%%

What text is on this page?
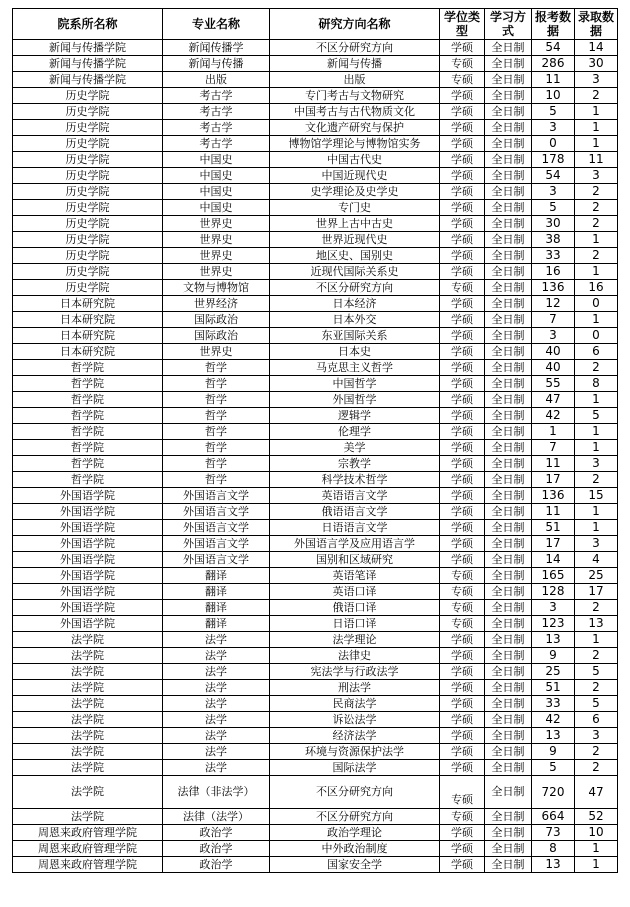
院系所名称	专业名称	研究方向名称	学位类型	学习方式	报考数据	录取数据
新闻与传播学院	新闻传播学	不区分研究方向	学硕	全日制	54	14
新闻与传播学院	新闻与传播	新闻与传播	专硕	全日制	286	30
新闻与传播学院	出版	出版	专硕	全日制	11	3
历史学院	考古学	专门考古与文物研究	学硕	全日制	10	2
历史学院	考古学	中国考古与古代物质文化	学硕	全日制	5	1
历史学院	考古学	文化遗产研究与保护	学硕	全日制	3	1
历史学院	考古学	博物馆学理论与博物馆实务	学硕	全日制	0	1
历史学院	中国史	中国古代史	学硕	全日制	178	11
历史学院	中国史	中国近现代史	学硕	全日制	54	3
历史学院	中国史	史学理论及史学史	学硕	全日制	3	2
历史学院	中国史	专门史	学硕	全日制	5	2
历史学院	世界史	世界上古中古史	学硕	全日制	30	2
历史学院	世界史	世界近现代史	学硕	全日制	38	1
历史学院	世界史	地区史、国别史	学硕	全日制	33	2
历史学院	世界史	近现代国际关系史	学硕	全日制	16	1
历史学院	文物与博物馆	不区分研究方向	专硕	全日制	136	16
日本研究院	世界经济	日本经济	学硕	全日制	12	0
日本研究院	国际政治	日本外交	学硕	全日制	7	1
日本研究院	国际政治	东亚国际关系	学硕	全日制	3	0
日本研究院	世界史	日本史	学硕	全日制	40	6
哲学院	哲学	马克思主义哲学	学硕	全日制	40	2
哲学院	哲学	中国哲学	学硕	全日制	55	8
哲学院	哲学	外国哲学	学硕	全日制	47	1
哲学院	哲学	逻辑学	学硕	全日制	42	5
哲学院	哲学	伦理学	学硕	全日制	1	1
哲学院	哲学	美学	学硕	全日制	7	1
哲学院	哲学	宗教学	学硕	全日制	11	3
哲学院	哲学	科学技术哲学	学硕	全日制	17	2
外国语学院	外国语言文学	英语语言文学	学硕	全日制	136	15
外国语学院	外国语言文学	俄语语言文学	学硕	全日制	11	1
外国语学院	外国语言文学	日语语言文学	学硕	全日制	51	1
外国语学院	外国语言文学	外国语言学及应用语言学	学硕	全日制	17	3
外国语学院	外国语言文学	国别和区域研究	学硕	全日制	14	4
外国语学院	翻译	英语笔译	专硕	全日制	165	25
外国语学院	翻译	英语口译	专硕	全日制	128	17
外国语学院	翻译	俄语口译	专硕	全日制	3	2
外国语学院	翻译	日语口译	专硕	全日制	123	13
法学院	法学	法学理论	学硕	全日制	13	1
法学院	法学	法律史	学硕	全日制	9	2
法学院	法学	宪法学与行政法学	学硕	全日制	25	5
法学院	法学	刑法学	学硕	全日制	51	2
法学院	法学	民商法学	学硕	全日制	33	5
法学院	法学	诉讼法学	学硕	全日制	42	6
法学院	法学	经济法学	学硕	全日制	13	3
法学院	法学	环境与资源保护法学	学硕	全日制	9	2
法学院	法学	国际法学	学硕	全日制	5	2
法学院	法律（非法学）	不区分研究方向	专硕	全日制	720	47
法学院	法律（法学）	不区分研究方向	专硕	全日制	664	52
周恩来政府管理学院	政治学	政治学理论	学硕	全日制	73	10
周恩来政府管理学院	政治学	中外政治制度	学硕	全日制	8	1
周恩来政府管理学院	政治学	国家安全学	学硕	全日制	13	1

%%

Written task: Copy all the entries word for word. Omit any pictures.

Completed task:
What text is on this page?
院系所名称	专业名称	研究方向名称	学位类型	学习方式	报考数据	录取数据
新闻与传播学院	新闻传播学	不区分研究方向	学硕	全日制	54	14
新闻与传播学院	新闻与传播	新闻与传播	专硕	全日制	286	30
新闻与传播学院	出版	出版	专硕	全日制	11	3
历史学院	考古学	专门考古与文物研究	学硕	全日制	10	2
历史学院	考古学	中国考古与古代物质文化	学硕	全日制	5	1
历史学院	考古学	文化遗产研究与保护	学硕	全日制	3	1
历史学院	考古学	博物馆学理论与博物馆实务	学硕	全日制	0	1
历史学院	中国史	中国古代史	学硕	全日制	178	11
历史学院	中国史	中国近现代史	学硕	全日制	54	3
历史学院	中国史	史学理论及史学史	学硕	全日制	3	2
历史学院	中国史	专门史	学硕	全日制	5	2
历史学院	世界史	世界上古中古史	学硕	全日制	30	2
历史学院	世界史	世界近现代史	学硕	全日制	38	1
历史学院	世界史	地区史、国别史	学硕	全日制	33	2
历史学院	世界史	近现代国际关系史	学硕	全日制	16	1
历史学院	文物与博物馆	不区分研究方向	专硕	全日制	136	16
日本研究院	世界经济	日本经济	学硕	全日制	12	0
日本研究院	国际政治	日本外交	学硕	全日制	7	1
日本研究院	国际政治	东亚国际关系	学硕	全日制	3	0
日本研究院	世界史	日本史	学硕	全日制	40	6
哲学院	哲学	马克思主义哲学	学硕	全日制	40	2
哲学院	哲学	中国哲学	学硕	全日制	55	8
哲学院	哲学	外国哲学	学硕	全日制	47	1
哲学院	哲学	逻辑学	学硕	全日制	42	5
哲学院	哲学	伦理学	学硕	全日制	1	1
哲学院	哲学	美学	学硕	全日制	7	1
哲学院	哲学	宗教学	学硕	全日制	11	3
哲学院	哲学	科学技术哲学	学硕	全日制	17	2
外国语学院	外国语言文学	英语语言文学	学硕	全日制	136	15
外国语学院	外国语言文学	俄语语言文学	学硕	全日制	11	1
外国语学院	外国语言文学	日语语言文学	学硕	全日制	51	1
外国语学院	外国语言文学	外国语言学及应用语言学	学硕	全日制	17	3
外国语学院	外国语言文学	国别和区域研究	学硕	全日制	14	4
外国语学院	翻译	英语笔译	专硕	全日制	165	25
外国语学院	翻译	英语口译	专硕	全日制	128	17
外国语学院	翻译	俄语口译	专硕	全日制	3	2
外国语学院	翻译	日语口译	专硕	全日制	123	13
法学院	法学	法学理论	学硕	全日制	13	1
法学院	法学	法律史	学硕	全日制	9	2
法学院	法学	宪法学与行政法学	学硕	全日制	25	5
法学院	法学	刑法学	学硕	全日制	51	2
法学院	法学	民商法学	学硕	全日制	33	5
法学院	法学	诉讼法学	学硕	全日制	42	6
法学院	法学	经济法学	学硕	全日制	13	3
法学院	法学	环境与资源保护法学	学硕	全日制	9	2
法学院	法学	国际法学	学硕	全日制	5	2
法学院	法律（非法学）	不区分研究方向	专硕	全日制	720	47
法学院	法律（法学）	不区分研究方向	专硕	全日制	664	52
周恩来政府管理学院	政治学	政治学理论	学硕	全日制	73	10
周恩来政府管理学院	政治学	中外政治制度	学硕	全日制	8	1
周恩来政府管理学院	政治学	国家安全学	学硕	全日制	13	1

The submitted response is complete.